## [Data shown]
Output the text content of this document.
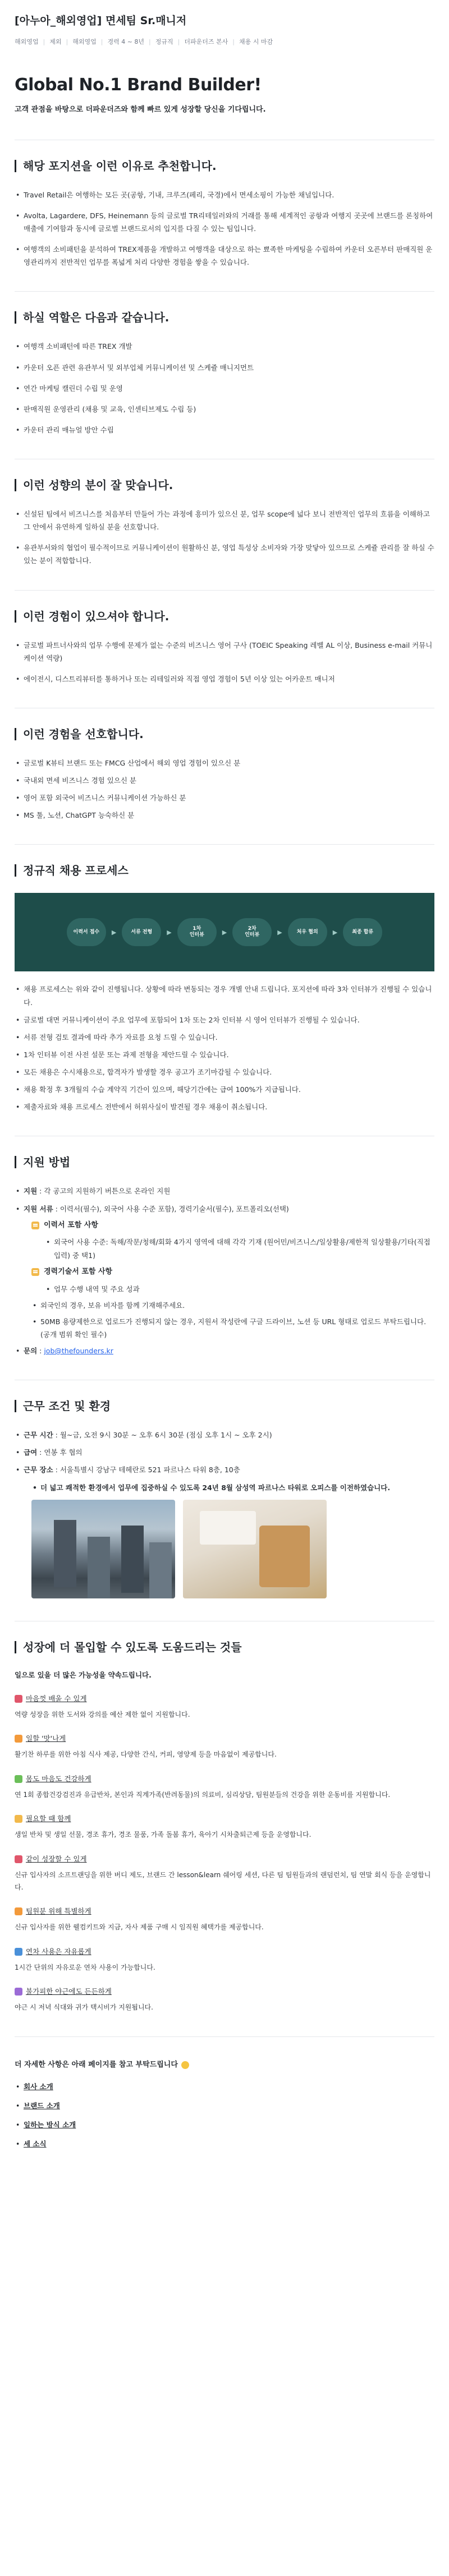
[아누아_해외영업] 면세팀 Sr.매니저
해외영업 | 제외 | 해외영업 | 경력 4 ~ 8년 | 정규직 | 더파운더즈 본사 | 채용 시 마감
Global No.1 Brand Builder!
고객 관점을 바탕으로 더파운더즈와 함께 빠르 있게 성장할 당신을 기다립니다.
해당 포지션을 이런 이유로 추천합니다.
• Travel Retail은 여행하는 모든 곳(공항, 기내, 크루즈(페리, 국경)에서 면세소핑이 가능한 채널입니다.
• Avolta, Lagardere, DFS, Heinemann 등의 글로벌 TR리테일러와의 거래를 통해 세계적인 공항과 여행지 곳곳에 브랜드를 론칭하여 매출에 기여함과 동시에 글로벌 브랜드로서의 입지를 다질 수 있는 팀입니다.
• 여행객의 소비패턴을 분석하여 TREX제품을 개발하고 여행객을 대상으로 하는 뾰족한 마케팅을 수립하여 카운터 오픈부터 판매직원 운영관리까지 전반적인 업무를 폭넓게 처리 다양한 경험을 쌓을 수 있습니다.
하실 역할은 다음과 같습니다.
• 여행객 소비패턴에 따른 TREX 개발
• 카운터 오픈 관련 유관부서 및 외부업체 커뮤니케이션 및 스케쥴 매니지먼트
• 연간 마케팅 캘린더 수립 및 운영
• 판매직원 운영관리 (채용 및 교육, 인센티브제도 수립 등)
• 카운터 관리 매뉴얼 방안 수립
이런 성향의 분이 잘 맞습니다.
• 신설된 팀에서 비즈니스를 처음부터 만들어 가는 과정에 흥미가 있으신 분, 업무 scope에 넓다 보니 전반적인 업무의 흐름을 이해하고 그 안에서 유연하게 일하실 분을 선호합니다.
• 유관부서와의 협업이 필수적이므로 커뮤니케이션이 원활하신 분, 영업 특성상 소비자와 가장 맞닿아 있으므로 스케쥴 관리를 잘 하실 수 있는 분이 적합합니다.
이런 경험이 있으셔야 합니다.
• 글로벌 파트너사와의 업무 수행에 문제가 없는 수준의 비즈니스 영어 구사 (TOEIC Speaking 레벨 AL 이상, Business e-mail 커뮤니케이션 역량)
• 에이전시, 디스트리뷰터를 통하거나 또는 리테일러와 직접 영업 경험이 5년 이상 있는 어카운트 매니저
이런 경험을 선호합니다.
• 글로벌 K뷰티 브랜드 또는 FMCG 산업에서 해외 영업 경험이 있으신 분
• 국내외 면세 비즈니스 경험 있으신 분
• 영어 포함 외국어 비즈니스 커뮤니케이션 가능하신 분
• MS 툴, 노션, ChatGPT 능숙하신 분
정규직 채용 프로세스
이력서 접수	▶	서류 전형	▶	1차
인터뷰	▶	2차
인터뷰	▶	처우 협의	▶	최종 합류
• 채용 프로세스는 위와 같이 진행됩니다. 상황에 따라 변동되는 경우 개별 안내 드립니다. 포지션에 따라 3차 인터뷰가 진행될 수 있습니다.
• 글로벌 대면 커뮤니케이션이 주요 업무에 포함되어 1차 또는 2차 인터뷰 시 영어 인터뷰가 진행될 수 있습니다.
• 서류 전형 검토 결과에 따라 추가 자료를 요청 드릴 수 있습니다.
• 1차 인터뷰 이전 사전 설문 또는 과제 전형을 제안드릴 수 있습니다.
• 모든 채용은 수시채용으로, 합격자가 발생할 경우 공고가 조기마감될 수 있습니다.
• 채용 확정 후 3개월의 수습 계약직 기간이 있으며, 해당기간에는 급여 100%가 지급됩니다.
• 제출자료와 채용 프로세스 전반에서 허위사실이 발견될 경우 채용이 취소됩니다.
지원 방법
• 지원 : 각 공고의 지원하기 버튼으로 온라인 지원
• 지원 서류 : 이력서(필수), 외국어 사용 수준 포함), 경력기술서(필수), 포트폴리오(선택)
이력서 포함 사항
• 외국어 사용 수준: 독해/작문/청해/회화 4가지 영역에 대해 각각 기재 (원어민/비즈니스/일상활용/제한적 일상활용/기타(직접 입력) 중 택1)
경력기술서 포함 사항
• 업무 수행 내역 및 주요 성과
• 외국인의 경우, 보유 비자를 함께 기재해주세요.
• 50MB 용량제한으로 업로드가 진행되지 않는 경우, 지원서 작성란에 구글 드라이브, 노션 등 URL 형태로 업로드 부탁드립니다. (공개 범위 확인 필수)
• 문의 : job@thefounders.kr
근무 조건 및 환경
• 근무 시간 : 월~금, 오전 9시 30분 ~ 오후 6시 30분 (점심 오후 1시 ~ 오후 2시)
• 급여 : 연봉 후 협의
• 근무 장소 : 서울특별시 강남구 테헤란로 521 파르나스 타워 8층, 10층
• 더 넓고 쾌적한 환경에서 업무에 집중하실 수 있도록 24년 8월 삼성역 파르나스 타워로 오피스를 이전하였습니다.
성장에 더 몰입할 수 있도록 도움드리는 것들
일으로 있을 더 많은 가능성을 약속드립니다.
마음껏 배울 수 있게
역량 성장을 위한 도서와 강의를 예산 제한 없이 지원합니다.
일할 '맛'나게
활기찬 하루를 위한 아침 식사 제공, 다양한 간식, 커피, 영양제 등을 마음없이 제공합니다.
몸도 마음도 건강하게
연 1회 종합건강검진과 유급반차, 본인과 직계가족(반려동물)의 의료비, 심리상담, 팀원분들의 건강을 위한 운동비를 지원합니다.
필요할 때 함께
생일 반차 및 생일 선물, 경조 휴가, 경조 물품, 가족 돌봄 휴가, 육아기 시차출퇴근제 등을 운영합니다.
같이 성장할 수 있게
신규 입사자의 소프트랜딩을 위한 버디 제도, 브랜드 간 lesson&learn 쉐어링 세션, 다른 팀 팀원들과의 랜덤런치, 팀 연말 회식 등을 운영합니다.
팀원분 위해 특별하게
신규 입사자를 위한 웰컴키트와 지금, 자사 제품 구매 시 임직원 혜택가를 제공합니다.
연차 사용은 자유롭게
1시간 단위의 자유로운 연차 사용이 가능합니다.
불가피한 야근에도 든든하게
야근 시 저녁 식대와 귀가 택시비가 지원됩니다.
더 자세한 사항은 아래 페이지를 참고 부탁드립니다
• 회사 소개
• 브랜드 소개
• 일하는 방식 소개
• 세 소식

## [Given task]
Return each line exactly as written. Any picture gets left out.

## [Completed task]
Output the text content of this document.
[아누아_해외영업] 면세팀 Sr.매니저
해외영업 | 제외 | 해외영업 | 경력 4 ~ 8년 | 정규직 | 더파운더즈 본사 | 채용 시 마감
Global No.1 Brand Builder!
고객 관점을 바탕으로 더파운더즈와 함께 빠르 있게 성장할 당신을 기다립니다.
해당 포지션을 이런 이유로 추천합니다.
• Travel Retail은 여행하는 모든 곳(공항, 기내, 크루즈(페리, 국경)에서 면세소핑이 가능한 채널입니다.
• Avolta, Lagardere, DFS, Heinemann 등의 글로벌 TR리테일러와의 거래를 통해 세계적인 공항과 여행지 곳곳에 브랜드를 론칭하여 매출에 기여함과 동시에 글로벌 브랜드로서의 입지를 다질 수 있는 팀입니다.
• 여행객의 소비패턴을 분석하여 TREX제품을 개발하고 여행객을 대상으로 하는 뾰족한 마케팅을 수립하여 카운터 오픈부터 판매직원 운영관리까지 전반적인 업무를 폭넓게 처리 다양한 경험을 쌓을 수 있습니다.
하실 역할은 다음과 같습니다.
• 여행객 소비패턴에 따른 TREX 개발
• 카운터 오픈 관련 유관부서 및 외부업체 커뮤니케이션 및 스케쥴 매니지먼트
• 연간 마케팅 캘린더 수립 및 운영
• 판매직원 운영관리 (채용 및 교육, 인센티브제도 수립 등)
• 카운터 관리 매뉴얼 방안 수립
이런 성향의 분이 잘 맞습니다.
• 신설된 팀에서 비즈니스를 처음부터 만들어 가는 과정에 흥미가 있으신 분, 업무 scope에 넓다 보니 전반적인 업무의 흐름을 이해하고 그 안에서 유연하게 일하실 분을 선호합니다.
• 유관부서와의 협업이 필수적이므로 커뮤니케이션이 원활하신 분, 영업 특성상 소비자와 가장 맞닿아 있으므로 스케쥴 관리를 잘 하실 수 있는 분이 적합합니다.
이런 경험이 있으셔야 합니다.
• 글로벌 파트너사와의 업무 수행에 문제가 없는 수준의 비즈니스 영어 구사 (TOEIC Speaking 레벨 AL 이상, Business e-mail 커뮤니케이션 역량)
• 에이전시, 디스트리뷰터를 통하거나 또는 리테일러와 직접 영업 경험이 5년 이상 있는 어카운트 매니저
이런 경험을 선호합니다.
• 글로벌 K뷰티 브랜드 또는 FMCG 산업에서 해외 영업 경험이 있으신 분
• 국내외 면세 비즈니스 경험 있으신 분
• 영어 포함 외국어 비즈니스 커뮤니케이션 가능하신 분
• MS 툴, 노션, ChatGPT 능숙하신 분
정규직 채용 프로세스
이력서 접수	▶	서류 전형	▶	1차
인터뷰	▶	2차
인터뷰	▶	처우 협의	▶	최종 합류
• 채용 프로세스는 위와 같이 진행됩니다. 상황에 따라 변동되는 경우 개별 안내 드립니다. 포지션에 따라 3차 인터뷰가 진행될 수 있습니다.
• 글로벌 대면 커뮤니케이션이 주요 업무에 포함되어 1차 또는 2차 인터뷰 시 영어 인터뷰가 진행될 수 있습니다.
• 서류 전형 검토 결과에 따라 추가 자료를 요청 드릴 수 있습니다.
• 1차 인터뷰 이전 사전 설문 또는 과제 전형을 제안드릴 수 있습니다.
• 모든 채용은 수시채용으로, 합격자가 발생할 경우 공고가 조기마감될 수 있습니다.
• 채용 확정 후 3개월의 수습 계약직 기간이 있으며, 해당기간에는 급여 100%가 지급됩니다.
• 제출자료와 채용 프로세스 전반에서 허위사실이 발견될 경우 채용이 취소됩니다.
지원 방법
• 지원 : 각 공고의 지원하기 버튼으로 온라인 지원
• 지원 서류 : 이력서(필수), 외국어 사용 수준 포함), 경력기술서(필수), 포트폴리오(선택)
이력서 포함 사항
• 외국어 사용 수준: 독해/작문/청해/회화 4가지 영역에 대해 각각 기재 (원어민/비즈니스/일상활용/제한적 일상활용/기타(직접 입력) 중 택1)
경력기술서 포함 사항
• 업무 수행 내역 및 주요 성과
• 외국인의 경우, 보유 비자를 함께 기재해주세요.
• 50MB 용량제한으로 업로드가 진행되지 않는 경우, 지원서 작성란에 구글 드라이브, 노션 등 URL 형태로 업로드 부탁드립니다. (공개 범위 확인 필수)
• 문의 : job@thefounders.kr
근무 조건 및 환경
• 근무 시간 : 월~금, 오전 9시 30분 ~ 오후 6시 30분 (점심 오후 1시 ~ 오후 2시)
• 급여 : 연봉 후 협의
• 근무 장소 : 서울특별시 강남구 테헤란로 521 파르나스 타워 8층, 10층
• 더 넓고 쾌적한 환경에서 업무에 집중하실 수 있도록 24년 8월 삼성역 파르나스 타워로 오피스를 이전하였습니다.
성장에 더 몰입할 수 있도록 도움드리는 것들
일으로 있을 더 많은 가능성을 약속드립니다.
마음껏 배울 수 있게
역량 성장을 위한 도서와 강의를 예산 제한 없이 지원합니다.
일할 '맛'나게
활기찬 하루를 위한 아침 식사 제공, 다양한 간식, 커피, 영양제 등을 마음없이 제공합니다.
몸도 마음도 건강하게
연 1회 종합건강검진과 유급반차, 본인과 직계가족(반려동물)의 의료비, 심리상담, 팀원분들의 건강을 위한 운동비를 지원합니다.
필요할 때 함께
생일 반차 및 생일 선물, 경조 휴가, 경조 물품, 가족 돌봄 휴가, 육아기 시차출퇴근제 등을 운영합니다.
같이 성장할 수 있게
신규 입사자의 소프트랜딩을 위한 버디 제도, 브랜드 간 lesson&learn 쉐어링 세션, 다른 팀 팀원들과의 랜덤런치, 팀 연말 회식 등을 운영합니다.
팀원분 위해 특별하게
신규 입사자를 위한 웰컴키트와 지금, 자사 제품 구매 시 임직원 혜택가를 제공합니다.
연차 사용은 자유롭게
1시간 단위의 자유로운 연차 사용이 가능합니다.
불가피한 야근에도 든든하게
야근 시 저녁 식대와 귀가 택시비가 지원됩니다.
더 자세한 사항은 아래 페이지를 참고 부탁드립니다
• 회사 소개
• 브랜드 소개
• 일하는 방식 소개
• 세 소식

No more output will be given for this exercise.